-- Start --
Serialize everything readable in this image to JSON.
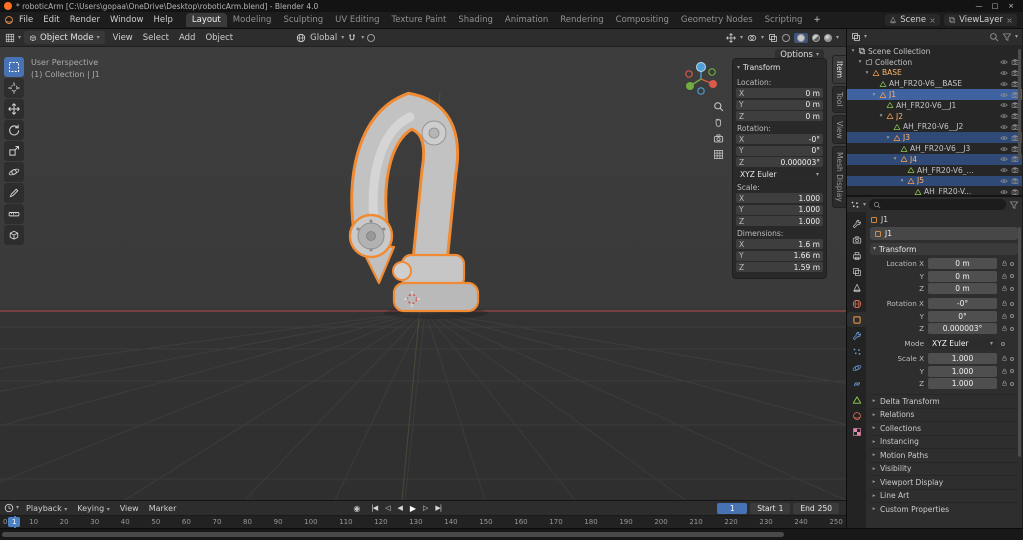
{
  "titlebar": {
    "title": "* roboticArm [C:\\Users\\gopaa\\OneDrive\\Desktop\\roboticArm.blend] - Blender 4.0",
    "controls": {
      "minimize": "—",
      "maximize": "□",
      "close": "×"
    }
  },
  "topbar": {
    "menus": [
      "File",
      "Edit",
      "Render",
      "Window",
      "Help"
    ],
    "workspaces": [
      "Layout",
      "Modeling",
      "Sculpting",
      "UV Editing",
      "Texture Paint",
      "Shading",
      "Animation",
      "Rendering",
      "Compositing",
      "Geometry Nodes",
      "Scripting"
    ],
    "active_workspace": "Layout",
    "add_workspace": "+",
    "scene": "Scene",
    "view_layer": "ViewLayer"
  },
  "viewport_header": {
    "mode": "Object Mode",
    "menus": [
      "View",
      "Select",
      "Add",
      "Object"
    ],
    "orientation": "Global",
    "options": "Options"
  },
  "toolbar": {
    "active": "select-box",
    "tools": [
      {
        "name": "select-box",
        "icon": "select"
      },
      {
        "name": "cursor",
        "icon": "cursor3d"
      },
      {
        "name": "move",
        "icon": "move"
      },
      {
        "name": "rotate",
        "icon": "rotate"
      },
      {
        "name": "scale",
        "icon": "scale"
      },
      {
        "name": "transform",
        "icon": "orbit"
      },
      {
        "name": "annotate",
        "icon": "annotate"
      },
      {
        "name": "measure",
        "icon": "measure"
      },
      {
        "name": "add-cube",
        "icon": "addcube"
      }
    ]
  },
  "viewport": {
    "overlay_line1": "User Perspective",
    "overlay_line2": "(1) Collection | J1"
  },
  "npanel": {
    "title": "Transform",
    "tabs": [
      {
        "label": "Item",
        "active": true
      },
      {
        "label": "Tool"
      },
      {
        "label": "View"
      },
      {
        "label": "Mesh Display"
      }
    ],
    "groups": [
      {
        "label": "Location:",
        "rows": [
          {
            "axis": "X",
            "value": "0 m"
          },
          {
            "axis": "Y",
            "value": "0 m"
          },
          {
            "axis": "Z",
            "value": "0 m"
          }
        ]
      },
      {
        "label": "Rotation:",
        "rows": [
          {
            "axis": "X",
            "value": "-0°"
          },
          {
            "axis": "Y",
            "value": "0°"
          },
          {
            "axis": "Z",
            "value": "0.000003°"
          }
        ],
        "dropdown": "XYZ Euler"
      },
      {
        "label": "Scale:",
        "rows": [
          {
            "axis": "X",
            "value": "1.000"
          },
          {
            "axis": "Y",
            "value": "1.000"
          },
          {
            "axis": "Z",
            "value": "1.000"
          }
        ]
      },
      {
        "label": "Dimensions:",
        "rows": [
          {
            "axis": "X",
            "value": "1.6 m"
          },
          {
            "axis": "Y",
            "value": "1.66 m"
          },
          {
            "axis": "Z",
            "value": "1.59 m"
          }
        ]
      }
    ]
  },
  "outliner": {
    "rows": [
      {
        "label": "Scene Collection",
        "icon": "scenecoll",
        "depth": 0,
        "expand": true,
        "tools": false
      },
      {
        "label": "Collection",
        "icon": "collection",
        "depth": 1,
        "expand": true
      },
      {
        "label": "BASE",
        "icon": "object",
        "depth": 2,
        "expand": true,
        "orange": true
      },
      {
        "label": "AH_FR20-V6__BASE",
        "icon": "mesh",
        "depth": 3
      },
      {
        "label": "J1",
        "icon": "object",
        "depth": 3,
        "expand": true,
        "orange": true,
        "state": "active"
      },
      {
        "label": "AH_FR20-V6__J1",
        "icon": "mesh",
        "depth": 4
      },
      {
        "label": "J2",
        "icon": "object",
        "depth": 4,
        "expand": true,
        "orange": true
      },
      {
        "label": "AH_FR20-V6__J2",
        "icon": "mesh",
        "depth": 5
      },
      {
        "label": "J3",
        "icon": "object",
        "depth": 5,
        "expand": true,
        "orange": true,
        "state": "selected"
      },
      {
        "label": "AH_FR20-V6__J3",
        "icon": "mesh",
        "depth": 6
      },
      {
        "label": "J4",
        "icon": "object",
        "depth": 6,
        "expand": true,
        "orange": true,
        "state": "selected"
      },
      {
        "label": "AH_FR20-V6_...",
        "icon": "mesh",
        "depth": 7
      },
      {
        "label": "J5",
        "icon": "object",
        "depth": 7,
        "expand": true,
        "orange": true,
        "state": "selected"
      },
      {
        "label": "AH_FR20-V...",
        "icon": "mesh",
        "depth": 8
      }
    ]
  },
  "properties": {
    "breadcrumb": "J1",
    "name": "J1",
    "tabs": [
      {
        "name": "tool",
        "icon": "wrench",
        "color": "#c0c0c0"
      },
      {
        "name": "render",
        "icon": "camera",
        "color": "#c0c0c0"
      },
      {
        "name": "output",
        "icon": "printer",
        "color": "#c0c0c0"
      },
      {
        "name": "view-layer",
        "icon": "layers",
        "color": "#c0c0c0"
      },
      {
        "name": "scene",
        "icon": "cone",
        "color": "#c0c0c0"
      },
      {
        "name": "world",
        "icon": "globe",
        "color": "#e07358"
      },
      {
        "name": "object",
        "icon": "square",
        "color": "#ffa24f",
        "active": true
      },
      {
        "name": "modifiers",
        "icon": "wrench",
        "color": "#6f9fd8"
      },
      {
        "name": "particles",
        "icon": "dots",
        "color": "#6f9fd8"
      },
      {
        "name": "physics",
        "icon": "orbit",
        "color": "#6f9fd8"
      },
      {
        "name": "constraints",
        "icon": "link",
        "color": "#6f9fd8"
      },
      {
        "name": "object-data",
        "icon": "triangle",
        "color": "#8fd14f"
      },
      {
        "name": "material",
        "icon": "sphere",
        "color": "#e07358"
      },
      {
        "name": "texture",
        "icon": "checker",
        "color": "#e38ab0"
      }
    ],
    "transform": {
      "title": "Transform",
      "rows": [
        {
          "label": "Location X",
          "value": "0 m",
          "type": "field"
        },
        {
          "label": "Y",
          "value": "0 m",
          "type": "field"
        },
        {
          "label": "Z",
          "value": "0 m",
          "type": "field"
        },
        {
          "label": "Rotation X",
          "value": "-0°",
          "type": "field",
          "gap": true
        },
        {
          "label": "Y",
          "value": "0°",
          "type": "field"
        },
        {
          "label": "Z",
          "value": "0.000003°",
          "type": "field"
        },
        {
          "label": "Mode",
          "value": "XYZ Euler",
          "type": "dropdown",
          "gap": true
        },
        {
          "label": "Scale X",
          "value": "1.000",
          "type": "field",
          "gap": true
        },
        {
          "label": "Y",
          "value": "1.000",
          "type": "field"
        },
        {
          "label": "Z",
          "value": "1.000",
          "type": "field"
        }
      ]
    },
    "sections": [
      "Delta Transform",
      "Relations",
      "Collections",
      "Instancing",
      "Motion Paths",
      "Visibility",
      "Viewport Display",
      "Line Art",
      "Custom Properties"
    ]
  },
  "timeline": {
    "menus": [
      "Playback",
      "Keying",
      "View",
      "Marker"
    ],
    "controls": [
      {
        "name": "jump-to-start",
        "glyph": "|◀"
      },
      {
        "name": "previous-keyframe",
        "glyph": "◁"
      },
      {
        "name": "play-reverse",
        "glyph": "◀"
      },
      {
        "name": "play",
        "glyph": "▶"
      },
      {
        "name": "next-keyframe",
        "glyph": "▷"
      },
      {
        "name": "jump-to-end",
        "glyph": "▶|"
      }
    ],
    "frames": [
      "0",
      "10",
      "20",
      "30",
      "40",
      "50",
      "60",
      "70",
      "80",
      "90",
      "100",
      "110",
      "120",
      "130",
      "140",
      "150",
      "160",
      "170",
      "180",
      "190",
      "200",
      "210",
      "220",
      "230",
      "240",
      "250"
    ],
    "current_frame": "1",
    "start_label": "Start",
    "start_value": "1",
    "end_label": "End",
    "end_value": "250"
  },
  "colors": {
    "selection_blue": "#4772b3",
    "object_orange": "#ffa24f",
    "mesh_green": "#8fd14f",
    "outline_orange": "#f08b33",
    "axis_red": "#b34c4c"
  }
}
-- End --
-- Start --
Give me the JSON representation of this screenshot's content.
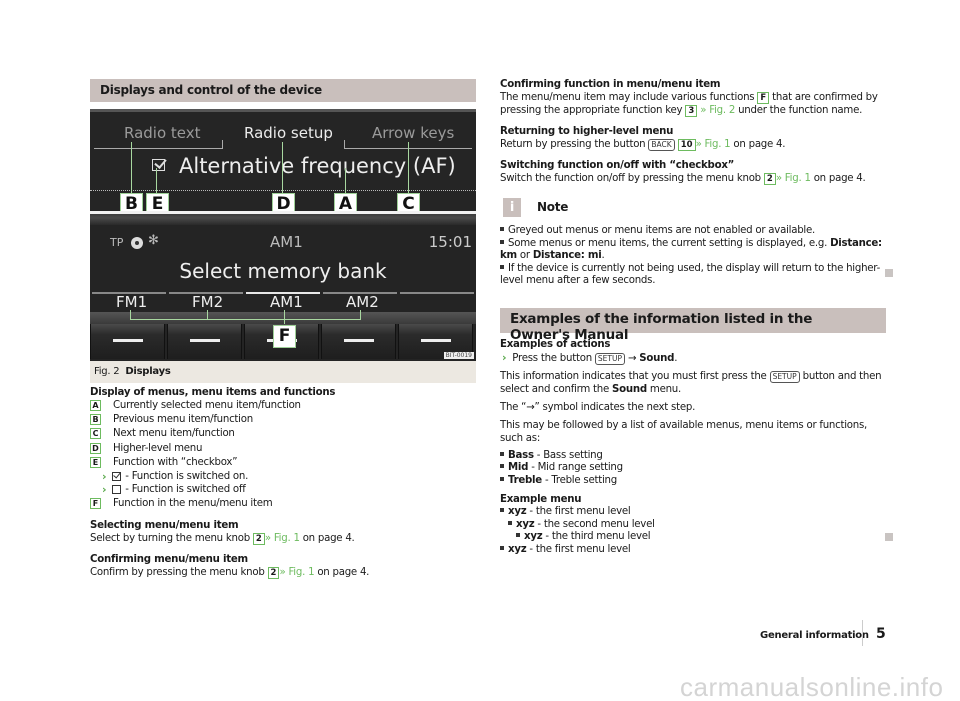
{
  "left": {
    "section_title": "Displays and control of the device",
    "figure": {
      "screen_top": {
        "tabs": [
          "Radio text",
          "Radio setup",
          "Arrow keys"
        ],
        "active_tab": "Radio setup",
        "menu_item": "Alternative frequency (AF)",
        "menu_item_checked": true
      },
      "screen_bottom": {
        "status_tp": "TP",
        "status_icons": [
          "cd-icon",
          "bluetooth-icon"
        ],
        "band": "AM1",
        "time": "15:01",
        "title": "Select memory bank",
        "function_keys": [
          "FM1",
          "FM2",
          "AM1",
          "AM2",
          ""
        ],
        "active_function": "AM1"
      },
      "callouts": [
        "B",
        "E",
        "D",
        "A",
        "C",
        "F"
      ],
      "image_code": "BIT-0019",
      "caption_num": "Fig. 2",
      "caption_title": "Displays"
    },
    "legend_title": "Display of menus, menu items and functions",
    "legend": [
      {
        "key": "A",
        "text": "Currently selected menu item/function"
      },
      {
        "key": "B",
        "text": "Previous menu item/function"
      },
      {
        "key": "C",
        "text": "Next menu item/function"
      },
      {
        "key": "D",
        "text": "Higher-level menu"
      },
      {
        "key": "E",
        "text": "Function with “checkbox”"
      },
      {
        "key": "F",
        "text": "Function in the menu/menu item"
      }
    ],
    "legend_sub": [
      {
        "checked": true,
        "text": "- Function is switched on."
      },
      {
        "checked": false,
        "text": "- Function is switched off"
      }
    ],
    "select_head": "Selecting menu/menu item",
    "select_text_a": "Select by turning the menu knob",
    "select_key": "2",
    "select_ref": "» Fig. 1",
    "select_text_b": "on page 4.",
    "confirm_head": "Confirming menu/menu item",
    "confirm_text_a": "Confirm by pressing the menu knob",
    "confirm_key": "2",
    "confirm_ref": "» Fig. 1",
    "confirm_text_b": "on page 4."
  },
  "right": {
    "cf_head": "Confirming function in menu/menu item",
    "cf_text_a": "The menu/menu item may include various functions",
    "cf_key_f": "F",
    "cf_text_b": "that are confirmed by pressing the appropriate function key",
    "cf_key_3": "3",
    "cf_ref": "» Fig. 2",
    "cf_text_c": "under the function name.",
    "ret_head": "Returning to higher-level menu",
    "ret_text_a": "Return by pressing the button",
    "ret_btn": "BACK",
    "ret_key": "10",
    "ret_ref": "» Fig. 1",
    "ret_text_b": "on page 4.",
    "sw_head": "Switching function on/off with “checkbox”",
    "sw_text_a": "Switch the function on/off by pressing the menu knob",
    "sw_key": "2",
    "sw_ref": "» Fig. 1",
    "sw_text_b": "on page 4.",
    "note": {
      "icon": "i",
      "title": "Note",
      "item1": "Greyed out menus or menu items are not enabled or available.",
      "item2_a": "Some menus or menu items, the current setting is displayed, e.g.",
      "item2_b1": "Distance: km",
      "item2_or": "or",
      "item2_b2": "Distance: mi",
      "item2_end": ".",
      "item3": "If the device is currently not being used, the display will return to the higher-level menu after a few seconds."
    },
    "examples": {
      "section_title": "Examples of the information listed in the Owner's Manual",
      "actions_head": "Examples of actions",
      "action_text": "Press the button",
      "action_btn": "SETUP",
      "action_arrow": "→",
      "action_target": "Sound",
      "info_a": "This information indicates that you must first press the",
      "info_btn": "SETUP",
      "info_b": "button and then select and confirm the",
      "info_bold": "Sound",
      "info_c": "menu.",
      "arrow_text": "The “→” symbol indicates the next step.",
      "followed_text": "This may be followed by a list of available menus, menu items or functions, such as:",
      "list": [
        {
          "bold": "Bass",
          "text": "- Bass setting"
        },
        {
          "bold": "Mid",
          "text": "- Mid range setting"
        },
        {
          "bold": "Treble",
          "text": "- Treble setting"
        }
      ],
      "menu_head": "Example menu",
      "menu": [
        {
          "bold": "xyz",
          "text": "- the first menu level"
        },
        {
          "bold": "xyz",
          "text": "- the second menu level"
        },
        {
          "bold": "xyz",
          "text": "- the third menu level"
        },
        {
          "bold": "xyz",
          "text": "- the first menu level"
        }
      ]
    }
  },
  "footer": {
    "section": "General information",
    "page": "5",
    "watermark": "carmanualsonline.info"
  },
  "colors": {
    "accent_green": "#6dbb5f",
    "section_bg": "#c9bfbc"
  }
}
-- End --
-- Start --
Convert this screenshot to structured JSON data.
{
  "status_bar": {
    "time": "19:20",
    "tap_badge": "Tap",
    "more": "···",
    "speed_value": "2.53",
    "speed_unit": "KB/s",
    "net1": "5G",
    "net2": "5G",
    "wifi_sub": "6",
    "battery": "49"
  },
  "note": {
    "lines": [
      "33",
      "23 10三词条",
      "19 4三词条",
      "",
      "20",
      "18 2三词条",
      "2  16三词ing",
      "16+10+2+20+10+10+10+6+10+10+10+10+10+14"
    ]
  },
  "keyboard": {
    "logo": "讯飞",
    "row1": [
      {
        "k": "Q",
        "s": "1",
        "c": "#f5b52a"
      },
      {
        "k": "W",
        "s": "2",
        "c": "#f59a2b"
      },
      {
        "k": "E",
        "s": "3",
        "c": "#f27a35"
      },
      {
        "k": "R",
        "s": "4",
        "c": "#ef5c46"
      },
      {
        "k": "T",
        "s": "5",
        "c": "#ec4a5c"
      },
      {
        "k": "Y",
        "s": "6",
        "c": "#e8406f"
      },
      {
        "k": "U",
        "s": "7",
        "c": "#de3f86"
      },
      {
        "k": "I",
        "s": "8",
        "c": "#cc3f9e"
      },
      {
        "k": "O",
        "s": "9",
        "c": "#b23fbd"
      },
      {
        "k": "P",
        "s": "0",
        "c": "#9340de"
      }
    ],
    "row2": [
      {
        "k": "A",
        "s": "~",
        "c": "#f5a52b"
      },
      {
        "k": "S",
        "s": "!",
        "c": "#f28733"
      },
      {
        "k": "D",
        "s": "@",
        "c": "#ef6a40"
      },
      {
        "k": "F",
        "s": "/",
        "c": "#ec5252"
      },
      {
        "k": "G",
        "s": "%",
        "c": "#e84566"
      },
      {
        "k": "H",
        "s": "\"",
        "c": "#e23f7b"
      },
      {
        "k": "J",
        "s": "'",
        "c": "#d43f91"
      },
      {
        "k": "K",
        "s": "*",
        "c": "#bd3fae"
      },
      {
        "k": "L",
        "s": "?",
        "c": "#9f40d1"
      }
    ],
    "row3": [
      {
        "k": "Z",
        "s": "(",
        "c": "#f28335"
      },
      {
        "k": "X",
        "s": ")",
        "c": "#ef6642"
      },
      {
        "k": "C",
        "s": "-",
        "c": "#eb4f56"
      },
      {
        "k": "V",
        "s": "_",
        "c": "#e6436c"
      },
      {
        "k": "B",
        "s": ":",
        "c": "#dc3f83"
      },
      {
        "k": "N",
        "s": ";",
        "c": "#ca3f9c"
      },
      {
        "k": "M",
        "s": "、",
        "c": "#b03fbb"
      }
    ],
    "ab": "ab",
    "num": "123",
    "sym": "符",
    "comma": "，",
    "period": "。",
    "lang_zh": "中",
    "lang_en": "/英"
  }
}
-- End --
Identify all lines in the records above with the word "setting".

      "item2_a": "Some menus or menu items, the current setting is displayed, e.g.",
          "text": "- Bass setting"
          "text": "- Mid range setting"
          "text": "- Treble setting"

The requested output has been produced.